De la mayoría de lo que solía ocurrir entre gallos y medianoche, mantuve una reserva motivada por un concepto personal de lo que puedo llamar la ética periodística. Creo que esa reserva debe seguir manteniéndose, salvo en lo que finalmente se hizo público y no cometo ninguna trasgresión si lo memoro. Un par de ejemplos. Supe, junto al jefe de redacción de esos momentos, datos de cuándo se produciría el golpe del `76, las demoras que se habían producido y prácticamente la fecha exacta del mismo. Nuestros informantes lo hicieron con la mayor naturalidad y después que se fueron nos preguntamos si eran ciertas esas afirmaciones. Eran personas demasiado tendenciosas para otorgarles veracidad a lo dicho. Ignoro si soy el más indicado para decirlo, pero lamentablemente eran datos fidedignos. A partir de ese día en que esos personajes informantes algo siniestros (todos los informantes lo son) hubo un desfile de personas que venían a la redacción a saber qué sabíamos. En algunos se percibía una gran inquietud, en otros algo parecido a la alegría. En muy pocos la certidumbre de la proximidad del horror.

El otro caso es el de la guerra de las Malvinas. Alguien, que tenía fama de mitómano, nos contó cuándo se produciría el desembarco de las tropas argentinas en las islas y qué se planeaba hacer con lujo de detalles. Eso, dos meses antes. Se discutió si se publicaría algo, pero dada las características del individuo nos pareció que se podría tratar parte de su tendencia compulsiva a mentir. Pero fue así, con pocas diferencias. Nadie esperaba lo terrible de esa guerra, la muerte de tantos jóvenes inocentes, las barbaridades ocurridas. Todavía hoy no se saben con seguridad muchas cosas. Esos dos capítulos de nuestra historia me producen un escozor espiritual que me sigue haciendo daño. Por un lado el sentimiento de culpa, por el otro la indignación de observar de qué manera se miente, como se falsifican los hechos históricos, como la verdad se deja de lado con absoluta mala fe.

* * *

### LISTA DE TAREAS:
a – Según el relato, ¿por qué la redacción dudó en publicar lo que el informante contó sobre el desembarco en las Malvinas? Responde en una a tres oraciones.
b – Transcribe sin cambios el fragmento del relato que va desde "El otro caso" hasta "absoluta mala fe.", ambos incluidos.
Los registros no guardan ninguna relación con el relato.

(Listados anotados de elementos)

* * *

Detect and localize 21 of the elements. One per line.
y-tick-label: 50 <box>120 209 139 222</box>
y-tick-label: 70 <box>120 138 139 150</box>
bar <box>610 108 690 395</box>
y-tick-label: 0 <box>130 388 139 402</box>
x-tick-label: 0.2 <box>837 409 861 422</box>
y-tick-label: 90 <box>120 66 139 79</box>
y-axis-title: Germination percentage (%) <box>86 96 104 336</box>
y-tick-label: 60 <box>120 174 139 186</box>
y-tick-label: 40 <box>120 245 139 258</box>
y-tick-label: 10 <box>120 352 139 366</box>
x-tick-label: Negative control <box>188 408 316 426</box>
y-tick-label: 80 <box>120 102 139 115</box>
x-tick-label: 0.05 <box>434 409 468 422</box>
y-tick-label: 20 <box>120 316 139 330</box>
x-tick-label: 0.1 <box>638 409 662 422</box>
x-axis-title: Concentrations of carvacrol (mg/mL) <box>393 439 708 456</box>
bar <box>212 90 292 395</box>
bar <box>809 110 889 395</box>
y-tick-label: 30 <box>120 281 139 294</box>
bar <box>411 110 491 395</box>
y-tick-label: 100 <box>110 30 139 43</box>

* * *

### RESPUESTAS DEL EJERCICIO:
a – Dudaron porque el informante tenía fama de mitómano. Por sus características, les pareció que lo que contaba podía ser parte de su tendencia compulsiva a mentir.

b –
El otro caso es el de la guerra de las Malvinas. Alguien, que tenía fama de mitómano, nos contó cuándo se produciría el desembarco de las tropas argentinas en las islas y qué se planeaba hacer con lujo de detalles. Eso, dos meses antes. Se discutió si se publicaría algo, pero dada las características del individuo nos pareció que se podría tratar parte de su tendencia compulsiva a mentir. Pero fue así, con pocas diferencias. Nadie esperaba lo terrible de esa guerra, la muerte de tantos jóvenes inocentes, las barbaridades ocurridas. Todavía hoy no se saben con seguridad muchas cosas. Esos dos capítulos de nuestra historia me producen un escozor espiritual que me sigue haciendo daño. Por un lado el sentimiento de culpa, por el otro la indignación de observar de qué manera se miente, como se falsifican los hechos históricos, como la verdad se deja de lado con absoluta mala fe.